#### The request
Indicate only the number of lines in the listing below in which the word "your" appears.

#### Provided records

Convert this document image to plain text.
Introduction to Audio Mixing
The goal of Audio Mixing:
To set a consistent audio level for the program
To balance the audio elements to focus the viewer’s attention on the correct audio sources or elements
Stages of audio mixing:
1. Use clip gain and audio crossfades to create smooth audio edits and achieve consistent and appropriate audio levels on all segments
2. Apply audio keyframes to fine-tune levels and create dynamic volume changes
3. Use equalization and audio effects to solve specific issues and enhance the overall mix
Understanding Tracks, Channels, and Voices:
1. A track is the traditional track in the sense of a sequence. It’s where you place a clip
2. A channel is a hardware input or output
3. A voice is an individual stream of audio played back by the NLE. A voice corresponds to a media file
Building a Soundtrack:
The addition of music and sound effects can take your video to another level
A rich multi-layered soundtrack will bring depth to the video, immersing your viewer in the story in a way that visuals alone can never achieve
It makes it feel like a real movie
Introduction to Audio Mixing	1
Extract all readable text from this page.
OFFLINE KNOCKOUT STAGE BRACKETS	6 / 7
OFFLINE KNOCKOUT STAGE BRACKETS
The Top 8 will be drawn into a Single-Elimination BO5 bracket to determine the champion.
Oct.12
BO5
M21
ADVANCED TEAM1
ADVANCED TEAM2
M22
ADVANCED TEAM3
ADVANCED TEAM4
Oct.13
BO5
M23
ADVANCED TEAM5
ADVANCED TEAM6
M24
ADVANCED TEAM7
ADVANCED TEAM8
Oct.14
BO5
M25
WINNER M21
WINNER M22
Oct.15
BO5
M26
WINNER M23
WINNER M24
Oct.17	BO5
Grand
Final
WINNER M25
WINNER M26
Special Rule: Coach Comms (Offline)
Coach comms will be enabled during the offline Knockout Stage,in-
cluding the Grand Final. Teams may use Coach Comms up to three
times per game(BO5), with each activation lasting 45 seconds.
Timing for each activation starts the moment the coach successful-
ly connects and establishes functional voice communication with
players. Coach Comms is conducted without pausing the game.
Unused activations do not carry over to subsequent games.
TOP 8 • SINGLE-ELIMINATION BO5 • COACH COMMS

########

#### Answer for the task
2